この放射線画像検出器としては、放射線を電気的な画像信号として取り出す放射線固体検出器(いわゆる「Flat Panel Detector」 以下、FPDとする)や、放射線像を可視像として取り出すX線イメージ管などがある。
また、FPDには、アモルファスセレンなどの光導電膜とTFT(Thin Film Transistor)等とを用い、放射線の入射によって光導電膜が発した電子−正孔対(e−hペア)を収集してTFTによって電気信号として読み出す、いわば放射線を直接的に電気信号に変換する直接方式と、放射線の入射によって発光(蛍光)する蛍光体で形成された蛍光体層(シンチレータ層)を有し、この蛍光体層によって放射線を可視光に変換し、この可視光を光電変換素子で検出して電気信号に変換する間接方式との、2つの方式がある。
また、直接方式のFPDにおいて、アモルファスセレンなどの光導電膜は、真空蒸着等の真空成膜法によって形成される。
このような真空蒸着による成膜では、形成した膜が膜厚均一性に優れること、すなわち、膜厚分布が小さいことが望まれる。ここで、通常の真空蒸着では、成膜材料を収容して蒸発するルツボ(蒸発源(蒸着源))の上部近傍の膜厚が高く、ここから遠ざかるに応じて、膜厚が薄くなって行く傾向にある。
このような不都合を解消する方法として、蒸気流すなわち成膜材料の蒸気が向かう方向(いわゆる、蒸気流の指向性)を制御する方法が、各種、提案されている。
例えば、特許文献1には、ルツボを傾斜することで蒸発口を斜め上方に向けると共に、傾斜した回転軸でルツボを回転させることにより、蒸気流の指向性を斜め上方とする蒸発源装置が開示されている。

項目一覧:
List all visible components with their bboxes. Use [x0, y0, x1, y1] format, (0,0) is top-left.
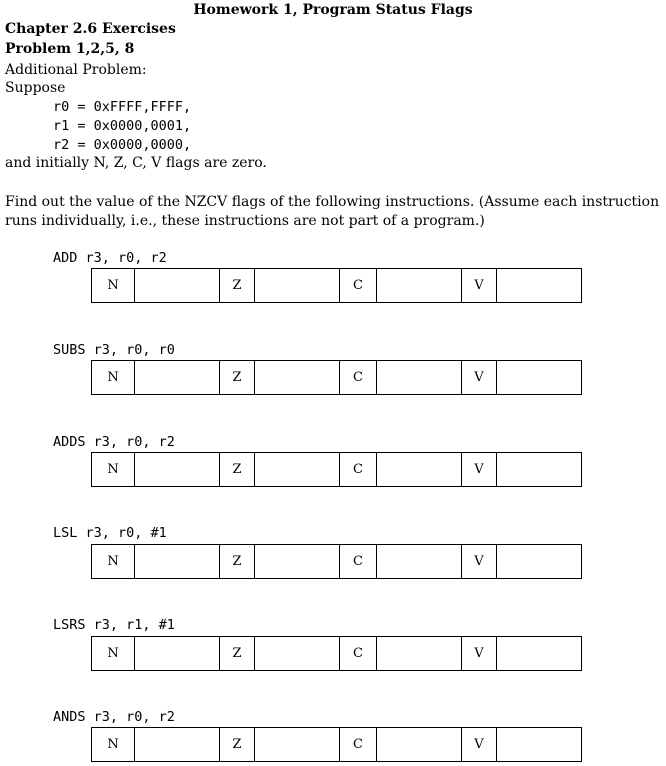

==

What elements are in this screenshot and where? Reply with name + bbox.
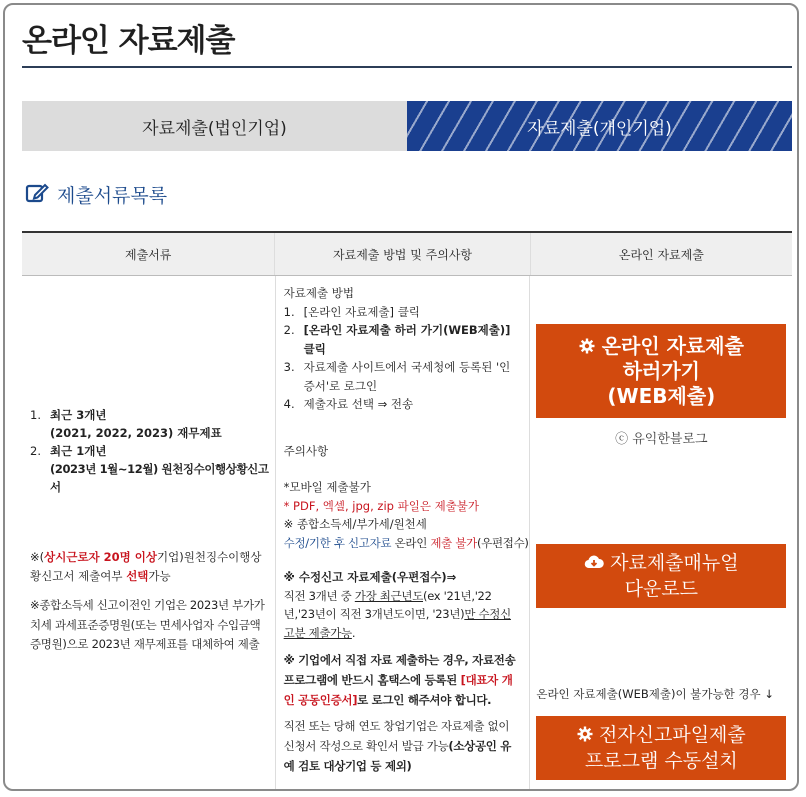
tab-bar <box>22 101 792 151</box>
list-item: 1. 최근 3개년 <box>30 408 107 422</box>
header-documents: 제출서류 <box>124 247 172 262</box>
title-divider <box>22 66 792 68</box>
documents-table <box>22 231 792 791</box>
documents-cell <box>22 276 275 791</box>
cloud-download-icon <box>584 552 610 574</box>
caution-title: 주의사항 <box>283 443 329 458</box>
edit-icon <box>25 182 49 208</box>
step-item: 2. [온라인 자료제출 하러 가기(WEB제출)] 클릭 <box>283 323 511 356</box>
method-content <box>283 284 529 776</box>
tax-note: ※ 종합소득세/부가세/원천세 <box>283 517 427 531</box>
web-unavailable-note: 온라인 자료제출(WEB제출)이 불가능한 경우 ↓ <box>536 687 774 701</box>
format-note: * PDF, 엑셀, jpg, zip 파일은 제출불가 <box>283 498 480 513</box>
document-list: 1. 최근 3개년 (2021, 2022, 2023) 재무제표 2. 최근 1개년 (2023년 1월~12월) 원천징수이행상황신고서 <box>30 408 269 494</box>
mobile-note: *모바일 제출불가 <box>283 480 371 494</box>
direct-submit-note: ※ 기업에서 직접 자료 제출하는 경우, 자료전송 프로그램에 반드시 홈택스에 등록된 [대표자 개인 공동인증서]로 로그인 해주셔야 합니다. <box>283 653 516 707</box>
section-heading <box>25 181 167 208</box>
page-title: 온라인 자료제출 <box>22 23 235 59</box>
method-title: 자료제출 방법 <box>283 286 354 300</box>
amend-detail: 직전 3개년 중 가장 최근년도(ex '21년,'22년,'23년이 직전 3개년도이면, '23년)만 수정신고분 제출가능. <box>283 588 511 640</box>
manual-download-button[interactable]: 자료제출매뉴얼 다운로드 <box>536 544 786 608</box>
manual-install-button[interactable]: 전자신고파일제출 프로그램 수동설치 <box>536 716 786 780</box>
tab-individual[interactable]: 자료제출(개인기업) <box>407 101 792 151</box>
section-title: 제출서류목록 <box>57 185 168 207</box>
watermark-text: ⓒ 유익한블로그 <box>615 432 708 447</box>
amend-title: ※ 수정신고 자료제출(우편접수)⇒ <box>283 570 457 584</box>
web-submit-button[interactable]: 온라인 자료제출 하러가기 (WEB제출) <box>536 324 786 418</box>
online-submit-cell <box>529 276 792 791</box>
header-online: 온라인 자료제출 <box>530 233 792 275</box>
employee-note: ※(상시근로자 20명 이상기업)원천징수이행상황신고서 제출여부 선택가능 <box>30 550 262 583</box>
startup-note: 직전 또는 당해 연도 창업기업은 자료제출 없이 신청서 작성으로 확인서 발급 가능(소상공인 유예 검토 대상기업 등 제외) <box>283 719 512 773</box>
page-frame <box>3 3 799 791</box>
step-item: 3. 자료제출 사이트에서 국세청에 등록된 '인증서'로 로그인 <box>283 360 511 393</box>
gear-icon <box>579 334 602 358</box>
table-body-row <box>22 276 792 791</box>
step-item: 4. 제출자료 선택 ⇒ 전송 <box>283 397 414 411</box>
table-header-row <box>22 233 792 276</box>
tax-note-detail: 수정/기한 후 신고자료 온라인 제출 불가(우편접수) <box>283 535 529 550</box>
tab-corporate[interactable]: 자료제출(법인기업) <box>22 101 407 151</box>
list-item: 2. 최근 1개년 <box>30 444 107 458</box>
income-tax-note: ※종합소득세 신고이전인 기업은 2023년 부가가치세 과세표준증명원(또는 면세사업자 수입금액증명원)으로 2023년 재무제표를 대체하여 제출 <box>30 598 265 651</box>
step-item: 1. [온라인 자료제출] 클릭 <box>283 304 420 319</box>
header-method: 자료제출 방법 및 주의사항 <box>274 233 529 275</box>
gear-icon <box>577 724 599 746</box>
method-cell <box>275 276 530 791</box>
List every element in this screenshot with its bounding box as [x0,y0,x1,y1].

練習問題:
A: 本文の「このような真空蒸着による成膜」から「法が、各種、提案されている。」までを、最初と最後の語句も含めて、一字も変えずに書き写してください。
B: 本文で丸かっこ( )に入っている部分を、いちばん外側のかっこごとに、出てくる順にすべて書き出してください。

解答:
A:
このような真空蒸着による成膜では、形成した膜が膜厚均一性に優れること、すなわち、膜厚分布が小さいことが望まれる。ここで、通常の真空蒸着では、成膜材料を収容して蒸発するルツボ(蒸発源(蒸着源))の上部近傍の膜厚が高く、ここから遠ざかるに応じて、膜厚が薄くなって行く傾向にある。
このような不都合を解消する方法として、蒸気流すなわち成膜材料の蒸気が向かう方向(いわゆる、蒸気流の指向性)を制御する方法が、各種、提案されている。

B:
いわゆる「Flat Panel Detector」 以下、FPDとする
Thin Film Transistor
e−hペア
蛍光
シンチレータ層
蒸発源(蒸着源)
いわゆる、蒸気流の指向性